** begin **
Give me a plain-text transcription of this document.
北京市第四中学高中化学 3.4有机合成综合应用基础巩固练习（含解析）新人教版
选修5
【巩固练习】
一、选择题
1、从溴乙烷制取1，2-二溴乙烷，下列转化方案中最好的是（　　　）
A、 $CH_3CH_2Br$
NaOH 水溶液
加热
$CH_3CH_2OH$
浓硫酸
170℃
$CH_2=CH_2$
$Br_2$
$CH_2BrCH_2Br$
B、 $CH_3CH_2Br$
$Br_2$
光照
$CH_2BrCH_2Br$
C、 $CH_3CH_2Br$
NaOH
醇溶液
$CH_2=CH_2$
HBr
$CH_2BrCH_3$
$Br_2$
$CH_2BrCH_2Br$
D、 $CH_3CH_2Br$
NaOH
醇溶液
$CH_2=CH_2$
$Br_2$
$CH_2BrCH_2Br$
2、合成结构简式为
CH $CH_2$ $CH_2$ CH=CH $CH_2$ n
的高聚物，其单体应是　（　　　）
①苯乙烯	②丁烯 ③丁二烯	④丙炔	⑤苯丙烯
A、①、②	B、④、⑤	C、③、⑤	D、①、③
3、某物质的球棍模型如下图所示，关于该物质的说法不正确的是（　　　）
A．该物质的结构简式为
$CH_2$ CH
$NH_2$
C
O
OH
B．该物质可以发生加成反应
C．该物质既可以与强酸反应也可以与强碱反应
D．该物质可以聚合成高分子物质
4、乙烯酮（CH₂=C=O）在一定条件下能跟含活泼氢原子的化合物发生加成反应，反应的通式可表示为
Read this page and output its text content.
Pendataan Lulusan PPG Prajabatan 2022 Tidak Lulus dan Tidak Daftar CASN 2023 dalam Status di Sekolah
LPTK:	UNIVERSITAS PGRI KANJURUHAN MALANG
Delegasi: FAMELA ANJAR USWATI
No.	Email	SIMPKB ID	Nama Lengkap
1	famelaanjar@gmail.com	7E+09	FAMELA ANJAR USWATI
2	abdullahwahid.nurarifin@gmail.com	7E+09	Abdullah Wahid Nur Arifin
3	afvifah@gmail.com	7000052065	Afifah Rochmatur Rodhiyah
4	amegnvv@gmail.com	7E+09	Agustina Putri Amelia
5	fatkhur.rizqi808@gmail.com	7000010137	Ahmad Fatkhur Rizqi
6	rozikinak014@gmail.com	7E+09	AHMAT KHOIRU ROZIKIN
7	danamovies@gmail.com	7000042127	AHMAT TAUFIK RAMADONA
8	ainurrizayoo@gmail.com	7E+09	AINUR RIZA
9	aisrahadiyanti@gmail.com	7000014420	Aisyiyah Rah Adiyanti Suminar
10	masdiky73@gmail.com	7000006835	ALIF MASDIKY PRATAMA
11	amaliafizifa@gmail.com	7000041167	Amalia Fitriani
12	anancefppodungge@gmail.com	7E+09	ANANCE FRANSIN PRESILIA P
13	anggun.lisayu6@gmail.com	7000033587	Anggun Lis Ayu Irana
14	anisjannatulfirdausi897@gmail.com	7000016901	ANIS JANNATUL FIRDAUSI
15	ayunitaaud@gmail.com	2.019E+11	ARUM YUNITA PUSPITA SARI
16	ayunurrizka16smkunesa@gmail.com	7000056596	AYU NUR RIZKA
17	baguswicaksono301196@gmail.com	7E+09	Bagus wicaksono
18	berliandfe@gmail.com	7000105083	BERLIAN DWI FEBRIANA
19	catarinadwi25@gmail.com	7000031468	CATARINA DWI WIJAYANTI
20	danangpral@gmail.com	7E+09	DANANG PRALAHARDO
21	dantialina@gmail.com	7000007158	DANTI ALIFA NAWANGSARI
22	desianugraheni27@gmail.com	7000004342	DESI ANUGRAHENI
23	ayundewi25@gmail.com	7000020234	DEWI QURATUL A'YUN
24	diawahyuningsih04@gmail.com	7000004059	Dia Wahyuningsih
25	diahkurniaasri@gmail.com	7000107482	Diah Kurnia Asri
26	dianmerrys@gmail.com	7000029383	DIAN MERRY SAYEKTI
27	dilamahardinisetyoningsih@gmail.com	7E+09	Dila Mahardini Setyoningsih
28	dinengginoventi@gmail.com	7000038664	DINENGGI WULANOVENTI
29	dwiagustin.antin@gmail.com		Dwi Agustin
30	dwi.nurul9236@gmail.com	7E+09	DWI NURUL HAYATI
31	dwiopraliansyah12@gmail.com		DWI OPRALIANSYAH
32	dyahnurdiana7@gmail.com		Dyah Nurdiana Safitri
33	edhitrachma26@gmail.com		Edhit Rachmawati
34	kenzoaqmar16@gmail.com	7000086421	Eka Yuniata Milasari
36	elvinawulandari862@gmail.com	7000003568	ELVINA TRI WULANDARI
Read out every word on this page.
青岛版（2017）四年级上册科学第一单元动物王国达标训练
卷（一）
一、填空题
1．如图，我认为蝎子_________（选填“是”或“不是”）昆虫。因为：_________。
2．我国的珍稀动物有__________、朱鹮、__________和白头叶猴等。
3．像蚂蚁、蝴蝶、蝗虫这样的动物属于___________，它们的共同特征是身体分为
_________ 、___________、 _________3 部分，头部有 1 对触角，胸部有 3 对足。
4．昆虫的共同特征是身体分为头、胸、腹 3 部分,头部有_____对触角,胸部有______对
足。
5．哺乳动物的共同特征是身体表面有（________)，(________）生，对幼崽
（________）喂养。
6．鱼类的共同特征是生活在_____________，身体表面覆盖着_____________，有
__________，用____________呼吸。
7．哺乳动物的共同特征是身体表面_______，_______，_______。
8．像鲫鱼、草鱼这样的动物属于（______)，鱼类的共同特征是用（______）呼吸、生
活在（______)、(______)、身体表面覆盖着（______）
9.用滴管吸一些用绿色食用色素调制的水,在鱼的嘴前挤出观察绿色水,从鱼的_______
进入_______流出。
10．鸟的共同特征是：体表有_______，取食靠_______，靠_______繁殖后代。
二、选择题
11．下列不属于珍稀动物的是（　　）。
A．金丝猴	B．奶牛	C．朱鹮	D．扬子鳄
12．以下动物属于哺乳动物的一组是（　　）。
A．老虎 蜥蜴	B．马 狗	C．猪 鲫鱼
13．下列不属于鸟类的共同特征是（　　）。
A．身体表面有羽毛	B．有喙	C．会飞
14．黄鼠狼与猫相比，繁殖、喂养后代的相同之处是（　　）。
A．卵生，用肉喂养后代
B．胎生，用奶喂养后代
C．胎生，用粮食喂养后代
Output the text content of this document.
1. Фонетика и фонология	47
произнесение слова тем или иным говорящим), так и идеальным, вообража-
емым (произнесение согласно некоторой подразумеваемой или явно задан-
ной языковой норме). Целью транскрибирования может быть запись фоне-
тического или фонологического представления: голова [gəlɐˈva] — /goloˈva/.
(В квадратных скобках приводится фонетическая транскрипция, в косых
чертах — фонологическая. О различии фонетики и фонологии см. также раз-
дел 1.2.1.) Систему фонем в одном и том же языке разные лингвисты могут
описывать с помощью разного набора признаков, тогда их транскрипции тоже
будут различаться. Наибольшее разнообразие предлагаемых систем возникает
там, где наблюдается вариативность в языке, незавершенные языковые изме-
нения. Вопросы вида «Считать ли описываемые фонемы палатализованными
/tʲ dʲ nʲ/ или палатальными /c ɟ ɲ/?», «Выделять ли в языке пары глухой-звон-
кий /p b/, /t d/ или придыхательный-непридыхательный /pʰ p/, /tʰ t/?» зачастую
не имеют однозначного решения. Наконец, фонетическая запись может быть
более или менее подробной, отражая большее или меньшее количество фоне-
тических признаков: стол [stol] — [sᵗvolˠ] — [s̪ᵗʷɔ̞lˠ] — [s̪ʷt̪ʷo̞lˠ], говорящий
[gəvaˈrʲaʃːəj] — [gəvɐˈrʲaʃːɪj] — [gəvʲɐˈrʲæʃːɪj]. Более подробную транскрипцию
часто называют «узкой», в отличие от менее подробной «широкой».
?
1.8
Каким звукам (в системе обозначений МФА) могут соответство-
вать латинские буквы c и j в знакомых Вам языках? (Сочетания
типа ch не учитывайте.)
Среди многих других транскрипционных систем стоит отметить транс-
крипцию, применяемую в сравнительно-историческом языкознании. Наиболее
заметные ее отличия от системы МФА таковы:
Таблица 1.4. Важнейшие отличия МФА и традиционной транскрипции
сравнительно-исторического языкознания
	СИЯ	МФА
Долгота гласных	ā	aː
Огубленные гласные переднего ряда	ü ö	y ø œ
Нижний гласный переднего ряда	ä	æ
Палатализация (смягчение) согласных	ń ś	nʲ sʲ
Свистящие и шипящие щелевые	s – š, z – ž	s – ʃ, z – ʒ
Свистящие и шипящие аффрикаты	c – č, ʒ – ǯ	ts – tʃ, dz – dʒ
** end **
Check each line of the data above for the word "произнесение", then state how many lines have it. Give the number alone.

2